## Work instructions
Restate the records that follow word for word; no pictures should appear.
-------------------------
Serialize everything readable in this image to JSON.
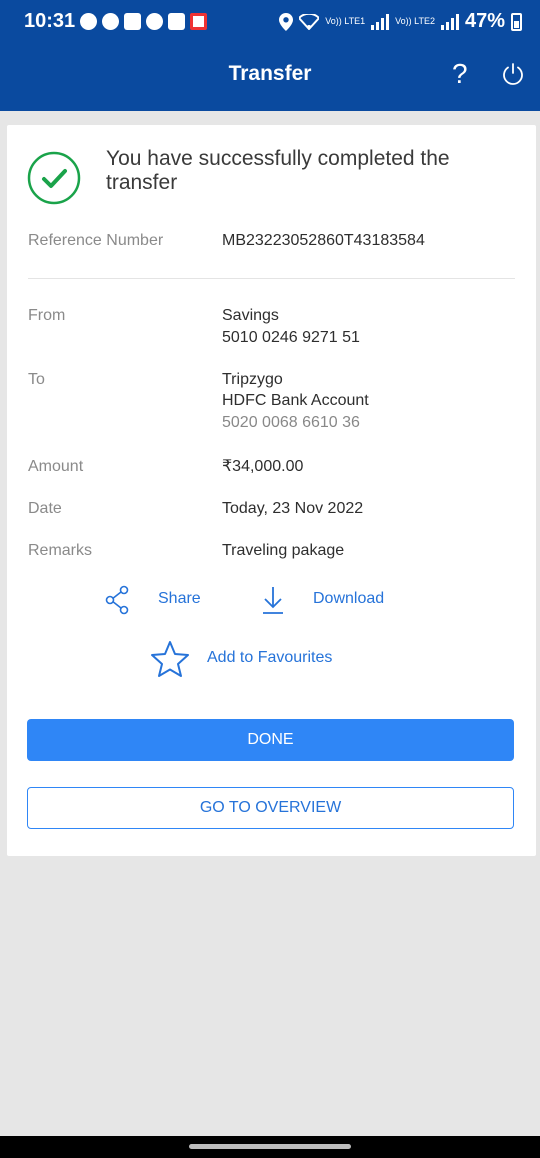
{
  "status_bar": {
    "time": "10:31",
    "network_1": "Vo)) LTE1",
    "network_2": "Vo)) LTE2",
    "battery": "47%"
  },
  "header": {
    "title": "Transfer",
    "help_label": "?",
    "background_color": "#0a4a9f",
    "icons": [
      "help-icon",
      "power-icon"
    ]
  },
  "confirmation": {
    "message": "You have successfully completed the transfer",
    "icon": "check-circle-icon",
    "accent_color": "#1aa34a"
  },
  "details": {
    "reference_label": "Reference Number",
    "reference_value": "MB23223052860T43183584",
    "from_label": "From",
    "from_account_name": "Savings",
    "from_account_number": "5010 0246 9271 51",
    "to_label": "To",
    "to_name": "Tripzygo",
    "to_bank": "HDFC Bank Account",
    "to_account_number": "5020 0068 6610 36",
    "amount_label": "Amount",
    "amount_value": "₹34,000.00",
    "date_label": "Date",
    "date_value": "Today, 23 Nov 2022",
    "remarks_label": "Remarks",
    "remarks_value": "Traveling pakage"
  },
  "actions": {
    "share_label": "Share",
    "download_label": "Download",
    "favourites_label": "Add to Favourites",
    "icons": [
      "share-icon",
      "download-icon",
      "star-icon"
    ]
  },
  "buttons": {
    "done_label": "DONE",
    "overview_label": "GO TO OVERVIEW",
    "primary_color": "#2f86f6"
  }
}
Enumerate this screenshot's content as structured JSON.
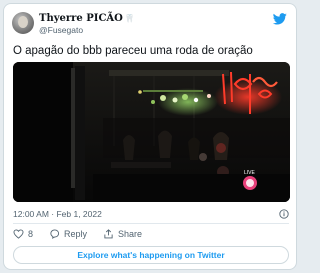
{
  "tweet": {
    "display_name": "Thyerre PICÃO",
    "handle": "@Fusegato",
    "text": "O apagão do bbb pareceu uma roda de oração",
    "timestamp": "12:00 AM · Feb 1, 2022",
    "media_badge": "LIVE"
  },
  "actions": {
    "likes": "8",
    "reply_label": "Reply",
    "share_label": "Share"
  },
  "explore_label": "Explore what's happening on Twitter",
  "icons": {
    "brand": "twitter-bird-icon",
    "like": "heart-icon",
    "reply": "speech-bubble-icon",
    "share": "share-icon",
    "info": "info-icon"
  },
  "colors": {
    "accent": "#1d9bf0",
    "secondary_text": "#536471",
    "border": "#cfd9de"
  }
}
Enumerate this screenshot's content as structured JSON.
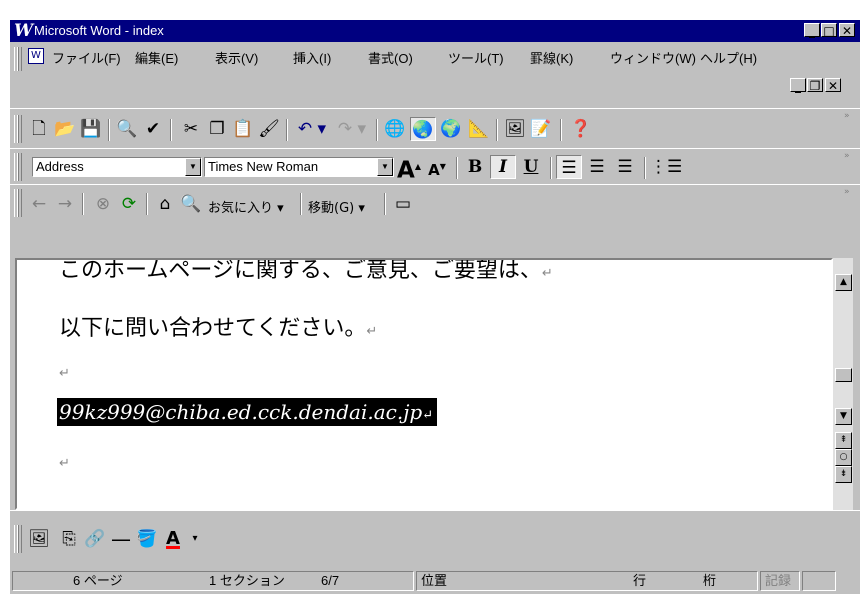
{
  "window": {
    "title": "Microsoft Word - index",
    "app_logo": "W"
  },
  "caption_buttons": {
    "minimize": "_",
    "restore": "□",
    "close": "✕"
  },
  "menu": [
    "ファイル(F)",
    "編集(E)",
    "表示(V)",
    "挿入(I)",
    "書式(O)",
    "ツール(T)",
    "罫線(K)",
    "ウィンドウ(W)",
    "ヘルプ(H)"
  ],
  "doc_buttons": {
    "minimize": "_",
    "restore": "❐",
    "close": "✕"
  },
  "formatting": {
    "style": "Address",
    "font": "Times New Roman",
    "grow": "A",
    "shrink": "A",
    "bold": "B",
    "italic": "I",
    "underline": "U"
  },
  "web": {
    "favorites": "お気に入り",
    "goto": "移動(G)"
  },
  "document": {
    "line1": "このホームページに関する、ご意見、ご要望は、",
    "line2": "以下に問い合わせてください。",
    "email": "99kz999@chiba.ed.cck.dendai.ac.jp",
    "para_mark": "↵"
  },
  "status": {
    "page": "6 ページ",
    "section": "1 セクション",
    "pages": "6/7",
    "position": "位置",
    "line": "行",
    "column": "桁",
    "record": "記録"
  },
  "colors": {
    "titlebar": "#000080",
    "face": "#c0c0c0",
    "font_color_bar": "#ff0000"
  }
}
-------------------------
## Result
Serialize everything readable in this image to JSON.
{
  "status_bar": {
    "time": "10:31",
    "network_1": "Vo)) LTE1",
    "network_2": "Vo)) LTE2",
    "battery": "47%"
  },
  "header": {
    "title": "Transfer",
    "help_label": "?",
    "background_color": "#0a4a9f",
    "icons": [
      "help-icon",
      "power-icon"
    ]
  },
  "confirmation": {
    "message": "You have successfully completed the transfer",
    "icon": "check-circle-icon",
    "accent_color": "#1aa34a"
  },
  "details": {
    "reference_label": "Reference Number",
    "reference_value": "MB23223052860T43183584",
    "from_label": "From",
    "from_account_name": "Savings",
    "from_account_number": "5010 0246 9271 51",
    "to_label": "To",
    "to_name": "Tripzygo",
    "to_bank": "HDFC Bank Account",
    "to_account_number": "5020 0068 6610 36",
    "amount_label": "Amount",
    "amount_value": "₹34,000.00",
    "date_label": "Date",
    "date_value": "Today, 23 Nov 2022",
    "remarks_label": "Remarks",
    "remarks_value": "Traveling pakage"
  },
  "actions": {
    "share_label": "Share",
    "download_label": "Download",
    "favourites_label": "Add to Favourites",
    "icons": [
      "share-icon",
      "download-icon",
      "star-icon"
    ]
  },
  "buttons": {
    "done_label": "DONE",
    "overview_label": "GO TO OVERVIEW",
    "primary_color": "#2f86f6"
  }
}
Enumerate this screenshot's content as structured JSON.
{
  "tweet": {
    "display_name": "Thyerre PICÃO",
    "handle": "@Fusegato",
    "text": "O apagão do bbb pareceu uma roda de oração",
    "timestamp": "12:00 AM · Feb 1, 2022",
    "media_badge": "LIVE"
  },
  "actions": {
    "likes": "8",
    "reply_label": "Reply",
    "share_label": "Share"
  },
  "explore_label": "Explore what's happening on Twitter",
  "icons": {
    "brand": "twitter-bird-icon",
    "like": "heart-icon",
    "reply": "speech-bubble-icon",
    "share": "share-icon",
    "info": "info-icon"
  },
  "colors": {
    "accent": "#1d9bf0",
    "secondary_text": "#536471",
    "border": "#cfd9de"
  }
}
Enumerate this screenshot's content as structured JSON.
{
  "window": {
    "title": "Microsoft Word - index",
    "app_logo": "W"
  },
  "caption_buttons": {
    "minimize": "_",
    "restore": "□",
    "close": "✕"
  },
  "menu": [
    "ファイル(F)",
    "編集(E)",
    "表示(V)",
    "挿入(I)",
    "書式(O)",
    "ツール(T)",
    "罫線(K)",
    "ウィンドウ(W)",
    "ヘルプ(H)"
  ],
  "doc_buttons": {
    "minimize": "_",
    "restore": "❐",
    "close": "✕"
  },
  "formatting": {
    "style": "Address",
    "font": "Times New Roman",
    "grow": "A",
    "shrink": "A",
    "bold": "B",
    "italic": "I",
    "underline": "U"
  },
  "web": {
    "favorites": "お気に入り",
    "goto": "移動(G)"
  },
  "document": {
    "line1": "このホームページに関する、ご意見、ご要望は、",
    "line2": "以下に問い合わせてください。",
    "email": "99kz999@chiba.ed.cck.dendai.ac.jp",
    "para_mark": "↵"
  },
  "status": {
    "page": "6 ページ",
    "section": "1 セクション",
    "pages": "6/7",
    "position": "位置",
    "line": "行",
    "column": "桁",
    "record": "記録"
  },
  "colors": {
    "titlebar": "#000080",
    "face": "#c0c0c0",
    "font_color_bar": "#ff0000"
  }
}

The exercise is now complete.